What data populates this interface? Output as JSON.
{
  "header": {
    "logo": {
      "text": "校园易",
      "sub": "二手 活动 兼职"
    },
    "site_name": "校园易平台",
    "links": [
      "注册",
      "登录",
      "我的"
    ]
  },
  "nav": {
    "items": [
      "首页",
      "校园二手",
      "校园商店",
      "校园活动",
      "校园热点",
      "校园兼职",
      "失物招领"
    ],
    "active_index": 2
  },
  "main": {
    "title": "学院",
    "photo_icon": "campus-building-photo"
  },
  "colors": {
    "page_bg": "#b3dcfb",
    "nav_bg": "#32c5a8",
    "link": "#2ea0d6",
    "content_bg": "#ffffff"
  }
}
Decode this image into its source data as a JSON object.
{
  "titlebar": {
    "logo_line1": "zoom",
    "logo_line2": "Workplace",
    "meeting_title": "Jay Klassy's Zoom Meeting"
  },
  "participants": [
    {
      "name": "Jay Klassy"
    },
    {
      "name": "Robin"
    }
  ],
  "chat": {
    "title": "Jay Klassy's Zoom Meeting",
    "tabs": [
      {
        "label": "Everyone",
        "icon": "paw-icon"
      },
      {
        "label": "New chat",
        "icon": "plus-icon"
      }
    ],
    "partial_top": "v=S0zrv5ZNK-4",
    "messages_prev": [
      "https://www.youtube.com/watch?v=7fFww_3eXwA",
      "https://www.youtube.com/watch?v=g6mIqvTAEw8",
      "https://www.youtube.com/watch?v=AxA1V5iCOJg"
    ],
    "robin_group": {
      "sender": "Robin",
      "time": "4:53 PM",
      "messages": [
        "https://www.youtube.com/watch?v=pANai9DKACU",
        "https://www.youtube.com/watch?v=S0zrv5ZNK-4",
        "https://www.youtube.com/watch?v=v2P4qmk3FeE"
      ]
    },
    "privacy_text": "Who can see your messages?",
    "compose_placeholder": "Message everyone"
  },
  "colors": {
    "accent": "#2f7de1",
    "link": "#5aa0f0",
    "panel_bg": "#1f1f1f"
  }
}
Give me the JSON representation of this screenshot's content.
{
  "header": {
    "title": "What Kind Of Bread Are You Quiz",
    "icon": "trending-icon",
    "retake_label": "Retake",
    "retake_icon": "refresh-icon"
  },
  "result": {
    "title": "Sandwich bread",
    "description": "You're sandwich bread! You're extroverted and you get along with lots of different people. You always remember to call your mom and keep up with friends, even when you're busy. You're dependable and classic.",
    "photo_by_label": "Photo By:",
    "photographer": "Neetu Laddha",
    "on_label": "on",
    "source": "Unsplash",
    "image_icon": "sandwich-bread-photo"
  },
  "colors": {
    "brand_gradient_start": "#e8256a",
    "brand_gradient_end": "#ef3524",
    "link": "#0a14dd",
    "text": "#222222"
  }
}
★ ★ ★ ★ ★ ★ ★
■ **TASK PROMPT**
Quote each line above in full, word for word.

■ **EXERCISE RESULT**
What data populates this interface? Output as JSON.
{
  "header": {
    "logo": {
      "text": "校园易",
      "sub": "二手 活动 兼职"
    },
    "site_name": "校园易平台",
    "links": [
      "注册",
      "登录",
      "我的"
    ]
  },
  "nav": {
    "items": [
      "首页",
      "校园二手",
      "校园商店",
      "校园活动",
      "校园热点",
      "校园兼职",
      "失物招领"
    ],
    "active_index": 2
  },
  "main": {
    "title": "学院",
    "photo_icon": "campus-building-photo"
  },
  "colors": {
    "page_bg": "#b3dcfb",
    "nav_bg": "#32c5a8",
    "link": "#2ea0d6",
    "content_bg": "#ffffff"
  }
}
Decode this image into its source data as a JSON object.
{
  "titlebar": {
    "logo_line1": "zoom",
    "logo_line2": "Workplace",
    "meeting_title": "Jay Klassy's Zoom Meeting"
  },
  "participants": [
    {
      "name": "Jay Klassy"
    },
    {
      "name": "Robin"
    }
  ],
  "chat": {
    "title": "Jay Klassy's Zoom Meeting",
    "tabs": [
      {
        "label": "Everyone",
        "icon": "paw-icon"
      },
      {
        "label": "New chat",
        "icon": "plus-icon"
      }
    ],
    "partial_top": "v=S0zrv5ZNK-4",
    "messages_prev": [
      "https://www.youtube.com/watch?v=7fFww_3eXwA",
      "https://www.youtube.com/watch?v=g6mIqvTAEw8",
      "https://www.youtube.com/watch?v=AxA1V5iCOJg"
    ],
    "robin_group": {
      "sender": "Robin",
      "time": "4:53 PM",
      "messages": [
        "https://www.youtube.com/watch?v=pANai9DKACU",
        "https://www.youtube.com/watch?v=S0zrv5ZNK-4",
        "https://www.youtube.com/watch?v=v2P4qmk3FeE"
      ]
    },
    "privacy_text": "Who can see your messages?",
    "compose_placeholder": "Message everyone"
  },
  "colors": {
    "accent": "#2f7de1",
    "link": "#5aa0f0",
    "panel_bg": "#1f1f1f"
  }
}
Give me the JSON representation of this screenshot's content.
{
  "header": {
    "title": "What Kind Of Bread Are You Quiz",
    "icon": "trending-icon",
    "retake_label": "Retake",
    "retake_icon": "refresh-icon"
  },
  "result": {
    "title": "Sandwich bread",
    "description": "You're sandwich bread! You're extroverted and you get along with lots of different people. You always remember to call your mom and keep up with friends, even when you're busy. You're dependable and classic.",
    "photo_by_label": "Photo By:",
    "photographer": "Neetu Laddha",
    "on_label": "on",
    "source": "Unsplash",
    "image_icon": "sandwich-bread-photo"
  },
  "colors": {
    "brand_gradient_start": "#e8256a",
    "brand_gradient_end": "#ef3524",
    "link": "#0a14dd",
    "text": "#222222"
  }
}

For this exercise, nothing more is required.